++++ Passage for review ++++
It was related to the general problem of large late-game mechanoid threats almost entirely obviating the need for players to have any economy at all, with the added problem that harder difficulty settings were in many ways easier because you got more resource deliveries from bigger raids. Economy was completely broken, and difficulties were inverted.

We added resource rewards from the raids. They're assigned to one of the mechs (more if necessary). They'll drop piles of plasteel or components. Is this not being noticed? Is it bugged and not working? I'd love to know.

This applies to human raids as well. Critically, these drops are difficulty-independent, which solves the difficulty inversion problem.

What you're really seeing is just normal-difficulty drops being given for giant high-difficulty raids (often provoked by mods or mod-inflated wealth levels). So it feels weird to fight so hard for so little. But this is what high difficulty means.

Play it as you want of course. But the game makes more sense when you actually need to have an economy to gain wealth, instead of just sitting there running a raid meat grinding operation. Generally we want to design the game so that the different aspects of play actually matter consistently instead of just becoming meaningless.

about 4 years ago - /u/TynanSylvester - Direct link

Originally posted by Cibranith

Thanks for clearing that up! Went to check why it was nerfed back then and the reasons given were mostly "economy" and "exploit" which made sense but also made me go "but why".

About the reward from raids I might have missed it so I checked again, they are droping from direct raids at a higher drop than clusters it seems, I got mostly clusters mid-game so that was the problem probably, clusters drop about 40%ish? of the raid drops (3700 points cluster vs raid, cluster gave 34 and raid dropped about 90)
++++
* _Directions_
1 – Answer from the passage on raid rewards:
(a) What do the mechs drop as raid rewards?
(b) What property of these drops solves the difficulty inversion problem?
(c) In the 3700-point comparison, how much did the cluster give and how much did the raid drop?
2 – Set down, unchanged, the stretch of the passage on raid rewards from "This applies to" through "high difficulty means.".
The listing that follows comes from an unrelated source.
++++ Dataset entries ++++
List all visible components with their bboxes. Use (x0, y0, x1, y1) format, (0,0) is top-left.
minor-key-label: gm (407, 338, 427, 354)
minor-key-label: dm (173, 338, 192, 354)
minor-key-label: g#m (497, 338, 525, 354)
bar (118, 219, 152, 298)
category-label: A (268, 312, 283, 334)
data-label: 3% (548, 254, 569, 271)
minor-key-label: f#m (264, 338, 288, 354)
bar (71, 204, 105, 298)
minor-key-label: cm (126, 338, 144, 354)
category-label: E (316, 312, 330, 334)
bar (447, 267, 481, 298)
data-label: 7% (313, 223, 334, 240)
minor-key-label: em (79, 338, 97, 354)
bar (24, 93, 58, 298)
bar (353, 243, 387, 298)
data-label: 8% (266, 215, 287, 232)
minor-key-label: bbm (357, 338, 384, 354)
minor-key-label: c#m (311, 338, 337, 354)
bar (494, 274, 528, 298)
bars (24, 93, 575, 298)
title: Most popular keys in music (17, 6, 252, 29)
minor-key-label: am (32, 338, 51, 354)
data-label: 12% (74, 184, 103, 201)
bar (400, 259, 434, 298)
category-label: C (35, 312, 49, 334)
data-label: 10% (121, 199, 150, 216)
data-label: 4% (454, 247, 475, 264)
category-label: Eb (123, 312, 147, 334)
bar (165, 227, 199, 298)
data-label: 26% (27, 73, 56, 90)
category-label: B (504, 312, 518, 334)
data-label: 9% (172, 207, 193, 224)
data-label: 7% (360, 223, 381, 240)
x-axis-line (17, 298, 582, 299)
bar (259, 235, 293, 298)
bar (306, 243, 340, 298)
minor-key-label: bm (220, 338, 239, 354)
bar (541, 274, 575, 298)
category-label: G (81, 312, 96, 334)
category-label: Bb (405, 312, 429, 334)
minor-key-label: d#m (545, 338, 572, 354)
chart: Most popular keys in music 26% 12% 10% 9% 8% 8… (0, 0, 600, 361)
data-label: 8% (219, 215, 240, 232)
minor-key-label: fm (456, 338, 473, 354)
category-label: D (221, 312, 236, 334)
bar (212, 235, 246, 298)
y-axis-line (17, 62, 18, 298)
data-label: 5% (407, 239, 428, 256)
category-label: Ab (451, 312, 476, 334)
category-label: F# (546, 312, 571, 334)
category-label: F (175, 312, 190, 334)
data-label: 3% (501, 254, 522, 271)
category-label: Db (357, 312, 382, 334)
++++
* _Solution set_
1 –
(a) Piles of plasteel or components.
(b) They are difficulty-independent.
(c) The cluster gave 34 and the raid dropped about 90.

2 –
This applies to human raids as well. Critically, these drops are difficulty-independent, which solves the difficulty inversion problem.

What you're really seeing is just normal-difficulty drops being given for giant high-difficulty raids (often provoked by mods or mod-inflated wealth levels). So it feels weird to fight so hard for so little. But this is what high difficulty means.